# The following file is missing or corrupted: C:\Windows\Ifshlp.sys



## jr6300 (Aug 28, 2005)

I know this has been covered before.....but I'm getting this message on boot:

The following file is missing or corrupted: C:\Windows\Ifshlp.sys

The following file is missing or corrupted: C:\Windows\System\Vmm32.vxd
Type the name of the Windows loader (e.g., C:\Windows\System\Vmm32.vxd) 
C>

I have read about this in the MS bulletin:



> To resolve this issue, restart the computer with a Windows Millennium Edition Startup disk, and then perform each step until the problem is resolved:
> 
> 1. Modify the WinBootDir entry in the Msdos.sys file to point to the correct location of the Windows folder.
> 
> ...


The problem is that I cannot get my PC to recognize the installation disk. Also, when I open the C: drive thru my Me Start up disk I can see my drives. I open C: & see the directories. BUT for instance when I open C:\Windows & try to go farther & "cd options" or "cd profiles" I get a message:

CDR101: Not ready reading drive E
Abort, Retry, Fail?

It acts as though it's trying to read E drive to find the file when it is on C. I cannot get into my cab files or get it to recognize the installation disk to maybe do a "dirty" install to just grab my address book, etc. w/o losing all my data.

This line from MS has me wondering if it is looking in the wrong directory (which it appears that it's looking for the wrong drive):



> Modify the WinBootDir entry in the Msdos.sys file to point to the correct location of the Windows folder.

▶ **Tasks**
**A.** Retype the passage of the Ifshlp.sys forum post that begins with the words "It acts as though" and ends with "all my data.".
**B.** Answer these questions about the Ifshlp.sys forum post:
(i) Which drive does the "Not ready reading" message name?
(ii) According to the bulletin, what should the computer be restarted with?
(iii) In which file is the WinBootDir entry to be modified?

▶ **Excerpted records**
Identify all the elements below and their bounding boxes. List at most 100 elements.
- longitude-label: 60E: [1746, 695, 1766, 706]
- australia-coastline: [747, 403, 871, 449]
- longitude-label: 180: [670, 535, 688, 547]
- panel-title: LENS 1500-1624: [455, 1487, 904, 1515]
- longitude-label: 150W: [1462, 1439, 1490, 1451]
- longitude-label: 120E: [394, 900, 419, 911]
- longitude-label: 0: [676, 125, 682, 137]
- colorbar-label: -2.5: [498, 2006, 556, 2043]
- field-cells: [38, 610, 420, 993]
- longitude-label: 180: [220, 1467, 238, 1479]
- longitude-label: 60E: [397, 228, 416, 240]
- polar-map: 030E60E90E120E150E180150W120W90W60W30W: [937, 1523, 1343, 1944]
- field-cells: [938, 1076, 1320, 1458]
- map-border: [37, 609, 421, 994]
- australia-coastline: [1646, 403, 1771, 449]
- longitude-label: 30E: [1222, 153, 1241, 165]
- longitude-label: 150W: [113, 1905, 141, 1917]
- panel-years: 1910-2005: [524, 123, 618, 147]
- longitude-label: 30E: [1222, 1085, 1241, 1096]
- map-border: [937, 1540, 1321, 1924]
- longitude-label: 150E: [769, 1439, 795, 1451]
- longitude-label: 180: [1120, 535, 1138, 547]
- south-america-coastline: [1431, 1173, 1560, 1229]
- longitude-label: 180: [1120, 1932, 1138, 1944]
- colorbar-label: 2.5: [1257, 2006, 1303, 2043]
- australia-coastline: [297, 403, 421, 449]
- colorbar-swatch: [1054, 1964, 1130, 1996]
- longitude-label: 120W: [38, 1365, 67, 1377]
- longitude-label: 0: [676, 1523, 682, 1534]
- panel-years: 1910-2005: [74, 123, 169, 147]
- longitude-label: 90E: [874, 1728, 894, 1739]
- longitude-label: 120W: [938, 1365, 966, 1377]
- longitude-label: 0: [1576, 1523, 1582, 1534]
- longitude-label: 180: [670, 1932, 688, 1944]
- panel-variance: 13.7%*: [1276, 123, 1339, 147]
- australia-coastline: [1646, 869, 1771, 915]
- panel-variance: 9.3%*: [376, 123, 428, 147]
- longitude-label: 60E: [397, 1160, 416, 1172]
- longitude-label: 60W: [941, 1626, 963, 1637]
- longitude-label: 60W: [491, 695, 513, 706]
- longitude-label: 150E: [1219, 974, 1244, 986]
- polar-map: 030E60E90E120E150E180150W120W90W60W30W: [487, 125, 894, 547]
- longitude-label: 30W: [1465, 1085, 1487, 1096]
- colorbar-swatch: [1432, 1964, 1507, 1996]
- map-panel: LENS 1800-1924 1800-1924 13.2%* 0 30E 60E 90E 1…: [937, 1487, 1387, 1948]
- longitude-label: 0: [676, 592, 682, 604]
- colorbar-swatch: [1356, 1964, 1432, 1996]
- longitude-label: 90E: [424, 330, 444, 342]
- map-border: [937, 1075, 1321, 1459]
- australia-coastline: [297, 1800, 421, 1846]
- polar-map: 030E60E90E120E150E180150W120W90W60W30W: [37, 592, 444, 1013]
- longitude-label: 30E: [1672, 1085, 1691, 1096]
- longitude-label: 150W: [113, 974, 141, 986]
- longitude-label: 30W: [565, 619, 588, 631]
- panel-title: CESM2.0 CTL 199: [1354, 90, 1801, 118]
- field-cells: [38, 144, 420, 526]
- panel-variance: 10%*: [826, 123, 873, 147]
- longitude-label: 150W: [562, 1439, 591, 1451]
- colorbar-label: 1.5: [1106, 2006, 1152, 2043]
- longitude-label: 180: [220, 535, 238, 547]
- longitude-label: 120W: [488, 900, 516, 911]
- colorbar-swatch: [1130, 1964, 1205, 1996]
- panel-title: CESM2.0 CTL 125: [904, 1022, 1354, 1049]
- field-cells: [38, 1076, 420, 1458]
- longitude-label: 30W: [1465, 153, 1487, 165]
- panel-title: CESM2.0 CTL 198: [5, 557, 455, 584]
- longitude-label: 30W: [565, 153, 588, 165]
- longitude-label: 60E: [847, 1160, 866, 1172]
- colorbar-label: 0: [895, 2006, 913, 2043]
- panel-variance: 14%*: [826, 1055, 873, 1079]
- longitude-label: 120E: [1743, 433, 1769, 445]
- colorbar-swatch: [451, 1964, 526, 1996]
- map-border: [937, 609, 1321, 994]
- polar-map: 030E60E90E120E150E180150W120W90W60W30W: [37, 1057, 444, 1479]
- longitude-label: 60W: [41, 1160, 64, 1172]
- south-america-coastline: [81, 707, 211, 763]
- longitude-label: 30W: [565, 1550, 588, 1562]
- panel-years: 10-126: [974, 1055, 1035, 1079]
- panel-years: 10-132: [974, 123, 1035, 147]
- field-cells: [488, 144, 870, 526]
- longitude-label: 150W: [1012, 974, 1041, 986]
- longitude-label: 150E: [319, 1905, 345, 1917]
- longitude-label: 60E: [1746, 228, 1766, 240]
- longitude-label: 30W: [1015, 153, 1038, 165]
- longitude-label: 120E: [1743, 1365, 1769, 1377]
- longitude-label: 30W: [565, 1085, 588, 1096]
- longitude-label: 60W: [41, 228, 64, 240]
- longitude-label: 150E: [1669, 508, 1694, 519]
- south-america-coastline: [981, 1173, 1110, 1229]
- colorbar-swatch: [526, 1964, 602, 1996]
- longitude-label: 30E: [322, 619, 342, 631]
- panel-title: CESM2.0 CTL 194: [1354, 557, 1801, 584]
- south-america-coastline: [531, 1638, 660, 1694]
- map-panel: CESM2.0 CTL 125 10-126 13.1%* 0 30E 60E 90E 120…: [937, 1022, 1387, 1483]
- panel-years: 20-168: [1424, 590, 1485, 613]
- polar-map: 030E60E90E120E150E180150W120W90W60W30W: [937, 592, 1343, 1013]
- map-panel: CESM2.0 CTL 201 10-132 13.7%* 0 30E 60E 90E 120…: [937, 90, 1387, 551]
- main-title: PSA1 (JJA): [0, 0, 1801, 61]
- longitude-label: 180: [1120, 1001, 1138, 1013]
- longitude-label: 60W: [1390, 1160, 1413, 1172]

▶ **Final results**
**A.**
It acts as though it's trying to read E drive to find the file when it is on C. I cannot get into my cab files or get it to recognize the installation disk to maybe do a "dirty" install to just grab my address book, etc. w/o losing all my data.

**B.**
(i) Drive E
(ii) A Windows Millennium Edition Startup disk
(iii) Msdos.sys